> **Required work**
For the listing below, give the count of lines containing the string "كانوا" and nothing else.

----- Recorded data

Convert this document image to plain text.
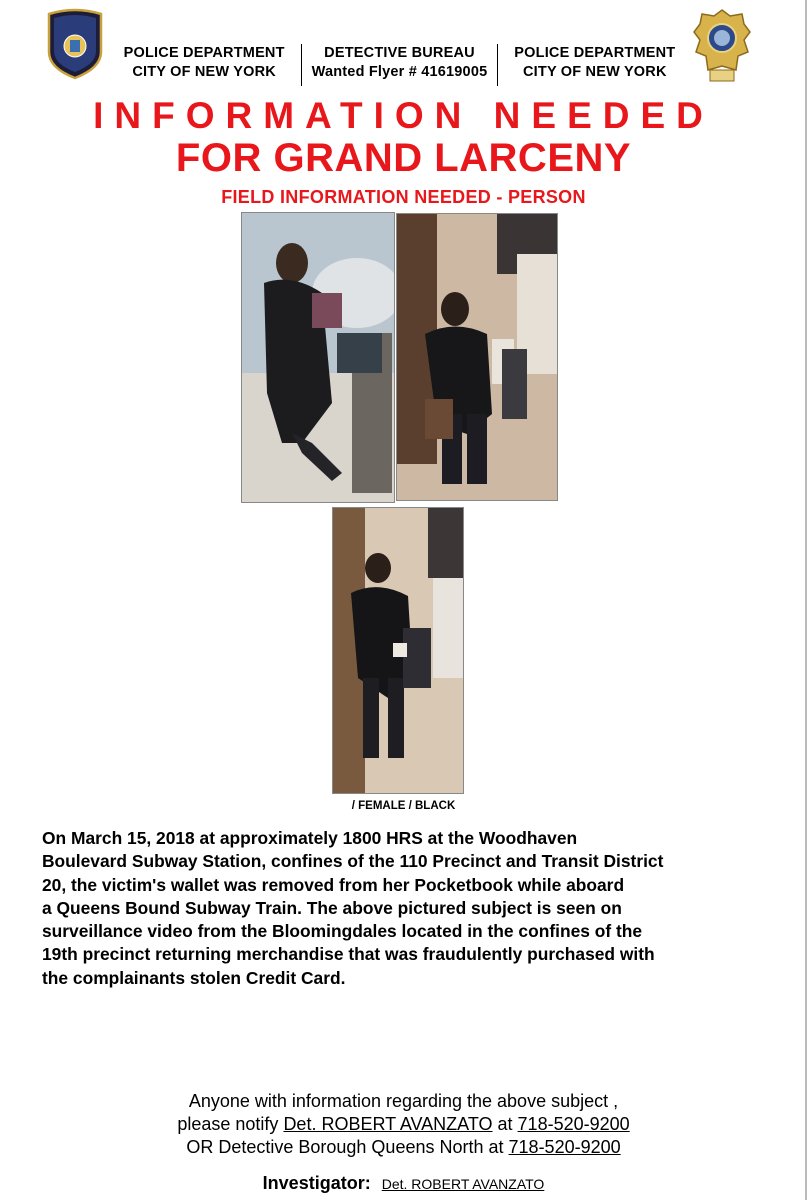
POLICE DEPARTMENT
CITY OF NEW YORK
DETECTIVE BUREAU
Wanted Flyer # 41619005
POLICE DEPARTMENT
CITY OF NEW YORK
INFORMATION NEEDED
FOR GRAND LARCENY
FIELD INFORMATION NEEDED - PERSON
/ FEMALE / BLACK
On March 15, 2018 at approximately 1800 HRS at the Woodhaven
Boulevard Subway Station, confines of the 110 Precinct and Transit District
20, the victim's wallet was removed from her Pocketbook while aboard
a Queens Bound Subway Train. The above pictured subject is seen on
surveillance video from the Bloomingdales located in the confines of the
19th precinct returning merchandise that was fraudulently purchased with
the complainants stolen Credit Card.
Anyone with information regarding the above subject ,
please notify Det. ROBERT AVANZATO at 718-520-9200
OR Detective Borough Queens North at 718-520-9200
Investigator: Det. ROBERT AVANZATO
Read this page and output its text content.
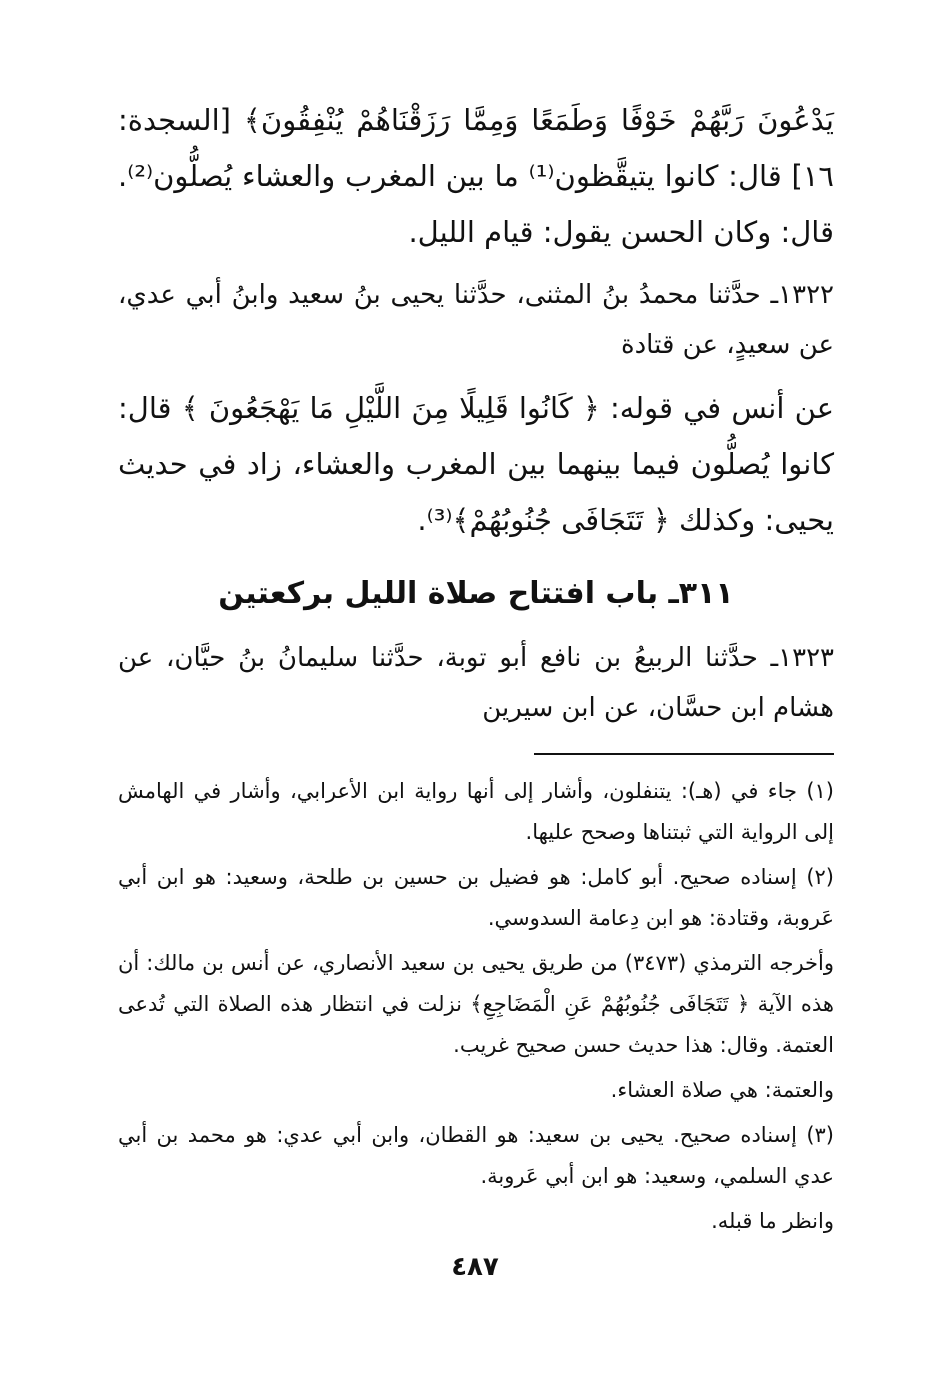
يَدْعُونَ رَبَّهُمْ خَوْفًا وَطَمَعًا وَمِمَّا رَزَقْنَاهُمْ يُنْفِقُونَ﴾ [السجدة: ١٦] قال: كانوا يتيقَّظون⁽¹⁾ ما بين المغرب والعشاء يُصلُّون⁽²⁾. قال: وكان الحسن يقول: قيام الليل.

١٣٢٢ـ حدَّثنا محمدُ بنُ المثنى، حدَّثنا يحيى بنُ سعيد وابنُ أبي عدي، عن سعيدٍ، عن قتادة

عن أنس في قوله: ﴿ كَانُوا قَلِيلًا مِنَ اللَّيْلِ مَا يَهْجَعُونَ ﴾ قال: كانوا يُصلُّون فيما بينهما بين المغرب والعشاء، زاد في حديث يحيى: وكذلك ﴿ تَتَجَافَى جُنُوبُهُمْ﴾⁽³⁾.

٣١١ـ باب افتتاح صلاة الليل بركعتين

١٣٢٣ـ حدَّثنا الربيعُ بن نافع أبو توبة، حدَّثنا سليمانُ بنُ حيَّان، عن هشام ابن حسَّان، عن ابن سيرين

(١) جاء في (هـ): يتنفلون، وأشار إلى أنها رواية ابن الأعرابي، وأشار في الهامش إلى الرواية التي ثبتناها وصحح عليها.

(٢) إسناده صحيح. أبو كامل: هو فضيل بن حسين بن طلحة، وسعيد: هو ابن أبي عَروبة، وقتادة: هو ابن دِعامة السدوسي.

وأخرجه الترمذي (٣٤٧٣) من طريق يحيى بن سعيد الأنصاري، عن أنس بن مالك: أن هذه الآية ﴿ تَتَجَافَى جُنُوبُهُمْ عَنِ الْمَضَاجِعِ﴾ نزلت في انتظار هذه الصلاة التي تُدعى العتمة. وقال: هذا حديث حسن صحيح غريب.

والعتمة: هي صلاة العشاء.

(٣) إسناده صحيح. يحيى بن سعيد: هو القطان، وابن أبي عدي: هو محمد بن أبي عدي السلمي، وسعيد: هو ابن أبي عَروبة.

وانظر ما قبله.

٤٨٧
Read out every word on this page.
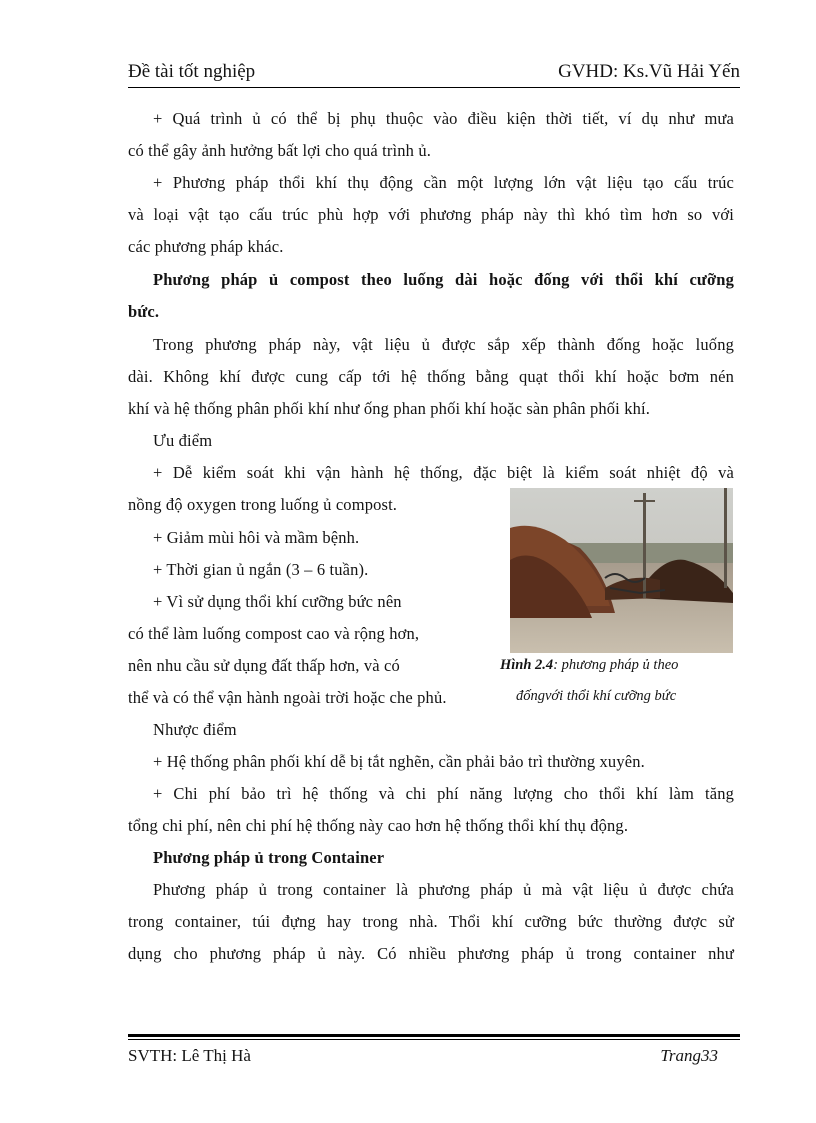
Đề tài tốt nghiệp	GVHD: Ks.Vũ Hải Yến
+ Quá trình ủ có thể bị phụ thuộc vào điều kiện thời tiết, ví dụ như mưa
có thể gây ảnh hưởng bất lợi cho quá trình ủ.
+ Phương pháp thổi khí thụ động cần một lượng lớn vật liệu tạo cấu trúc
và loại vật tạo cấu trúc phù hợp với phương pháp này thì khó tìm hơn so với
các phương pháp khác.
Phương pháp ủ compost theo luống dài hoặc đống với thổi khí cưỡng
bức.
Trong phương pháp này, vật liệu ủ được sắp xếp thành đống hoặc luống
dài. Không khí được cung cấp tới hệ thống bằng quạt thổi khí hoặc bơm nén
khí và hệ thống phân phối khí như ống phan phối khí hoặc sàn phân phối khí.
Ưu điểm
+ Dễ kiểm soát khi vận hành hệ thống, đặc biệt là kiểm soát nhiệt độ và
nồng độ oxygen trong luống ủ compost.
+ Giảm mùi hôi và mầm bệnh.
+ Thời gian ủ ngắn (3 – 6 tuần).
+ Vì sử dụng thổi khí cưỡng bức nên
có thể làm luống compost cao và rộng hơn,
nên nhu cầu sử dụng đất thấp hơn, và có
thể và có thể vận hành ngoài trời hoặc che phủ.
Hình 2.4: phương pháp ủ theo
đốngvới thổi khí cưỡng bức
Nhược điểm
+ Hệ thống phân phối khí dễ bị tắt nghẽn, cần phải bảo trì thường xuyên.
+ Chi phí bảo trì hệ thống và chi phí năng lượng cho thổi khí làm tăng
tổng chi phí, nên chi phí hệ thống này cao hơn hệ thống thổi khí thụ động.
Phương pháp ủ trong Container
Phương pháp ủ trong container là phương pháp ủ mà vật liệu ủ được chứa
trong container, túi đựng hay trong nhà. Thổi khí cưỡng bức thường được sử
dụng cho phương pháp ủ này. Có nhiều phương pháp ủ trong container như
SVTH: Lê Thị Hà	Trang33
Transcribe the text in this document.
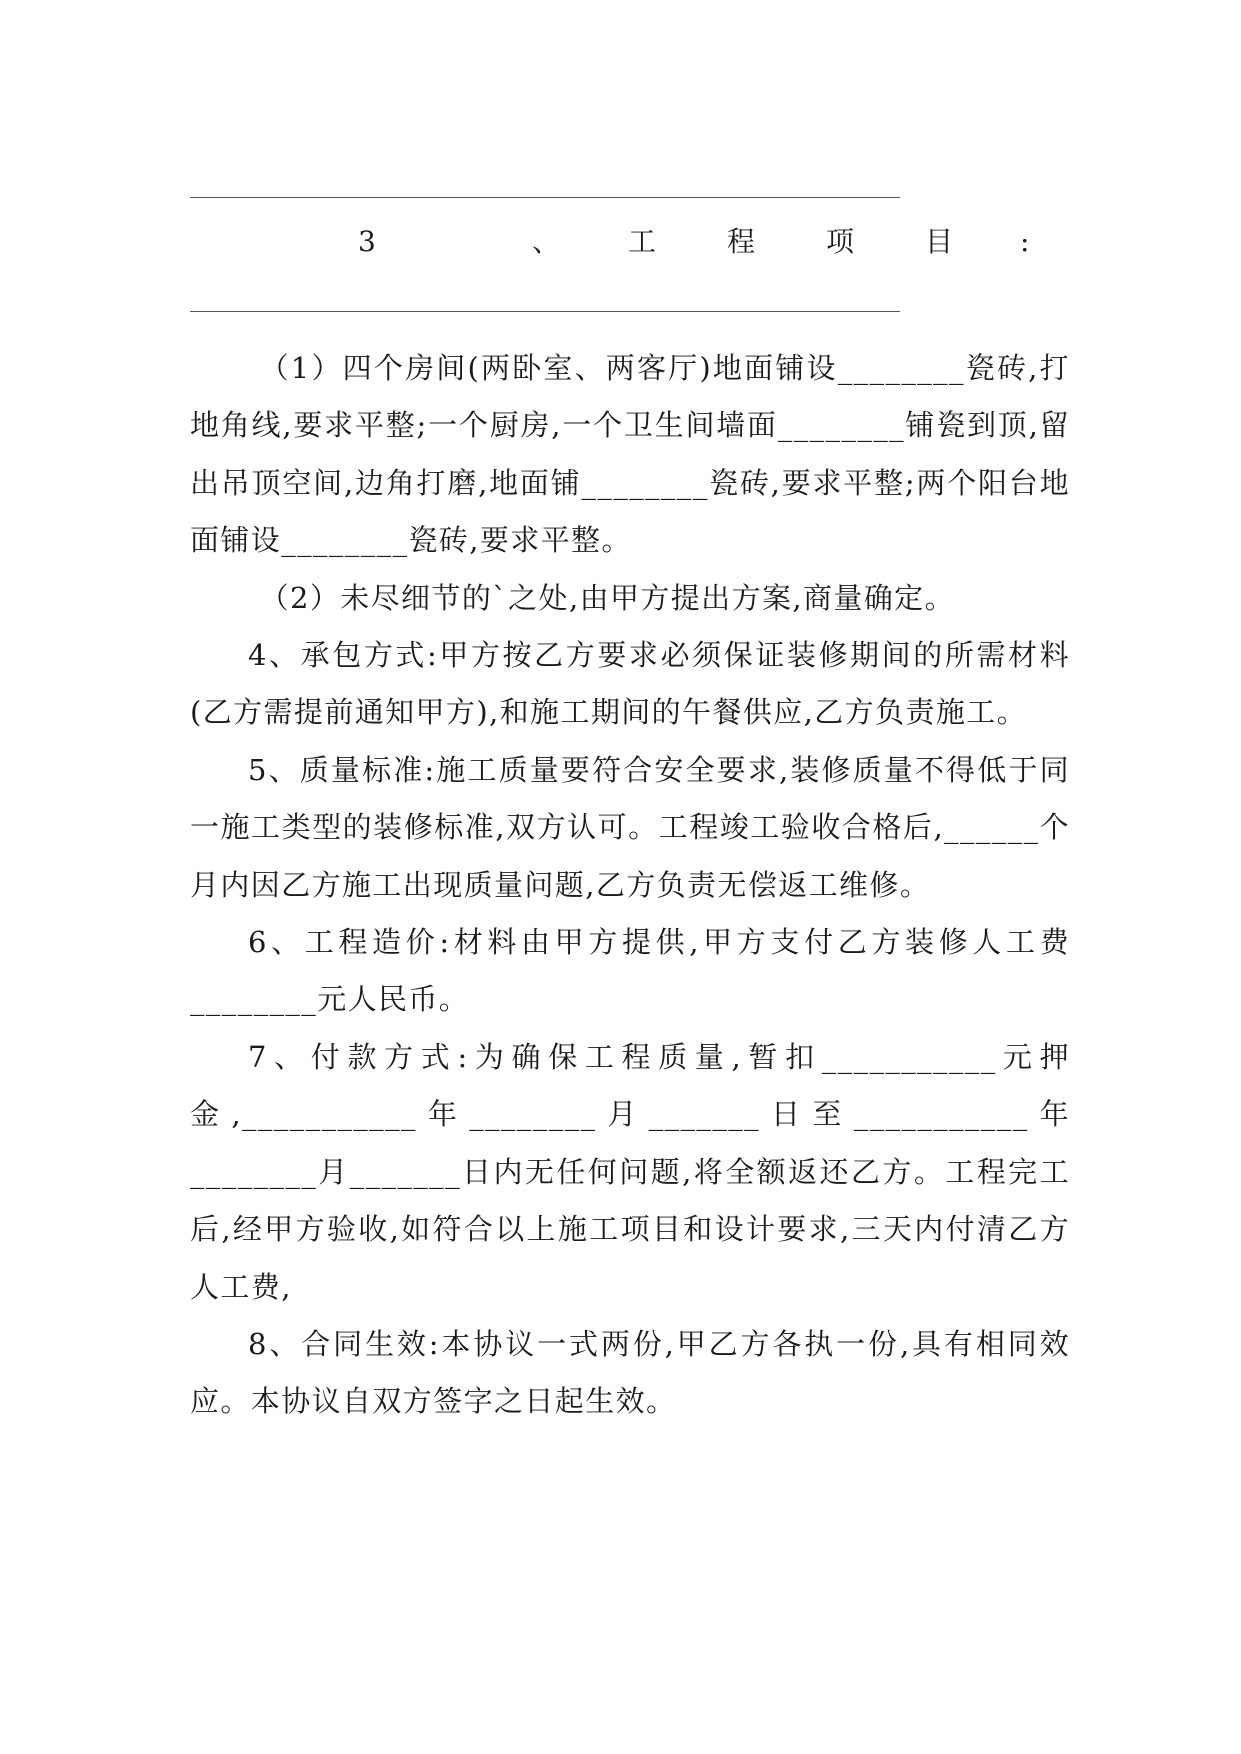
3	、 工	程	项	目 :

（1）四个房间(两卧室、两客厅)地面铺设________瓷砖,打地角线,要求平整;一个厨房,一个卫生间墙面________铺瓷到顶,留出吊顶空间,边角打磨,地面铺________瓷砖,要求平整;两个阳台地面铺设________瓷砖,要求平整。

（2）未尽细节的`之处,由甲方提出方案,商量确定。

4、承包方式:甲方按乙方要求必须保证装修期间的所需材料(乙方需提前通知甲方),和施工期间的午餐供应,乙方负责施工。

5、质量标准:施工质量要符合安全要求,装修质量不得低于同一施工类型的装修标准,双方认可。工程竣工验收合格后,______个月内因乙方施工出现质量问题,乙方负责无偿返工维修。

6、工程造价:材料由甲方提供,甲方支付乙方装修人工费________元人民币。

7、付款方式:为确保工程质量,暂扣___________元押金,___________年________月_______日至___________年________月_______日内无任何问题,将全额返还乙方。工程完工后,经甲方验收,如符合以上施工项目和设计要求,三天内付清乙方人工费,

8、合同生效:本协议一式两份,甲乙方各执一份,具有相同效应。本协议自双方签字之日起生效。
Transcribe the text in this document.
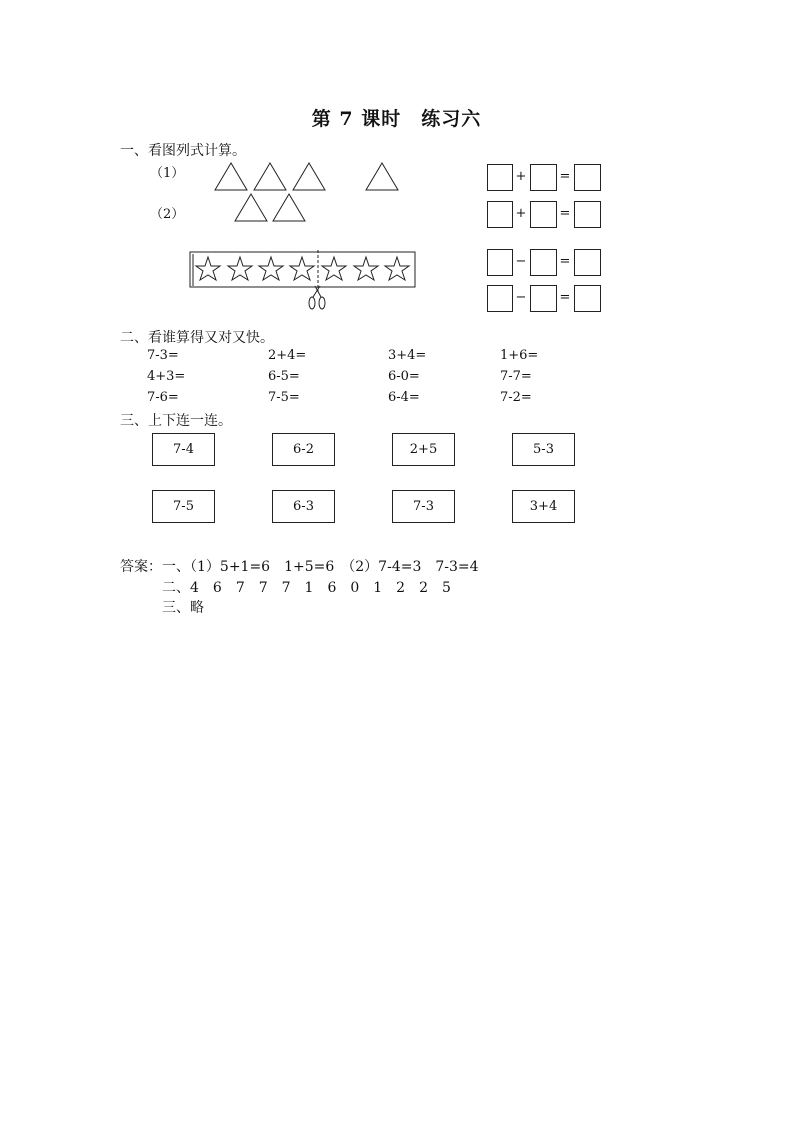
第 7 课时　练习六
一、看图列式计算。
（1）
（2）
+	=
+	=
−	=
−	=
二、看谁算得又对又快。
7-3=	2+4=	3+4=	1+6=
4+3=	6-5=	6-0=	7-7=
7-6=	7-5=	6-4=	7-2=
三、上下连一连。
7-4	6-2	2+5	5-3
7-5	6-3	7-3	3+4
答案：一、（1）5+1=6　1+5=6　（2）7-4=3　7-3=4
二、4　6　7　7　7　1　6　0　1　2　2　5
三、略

----------

> **Exercise answer**
2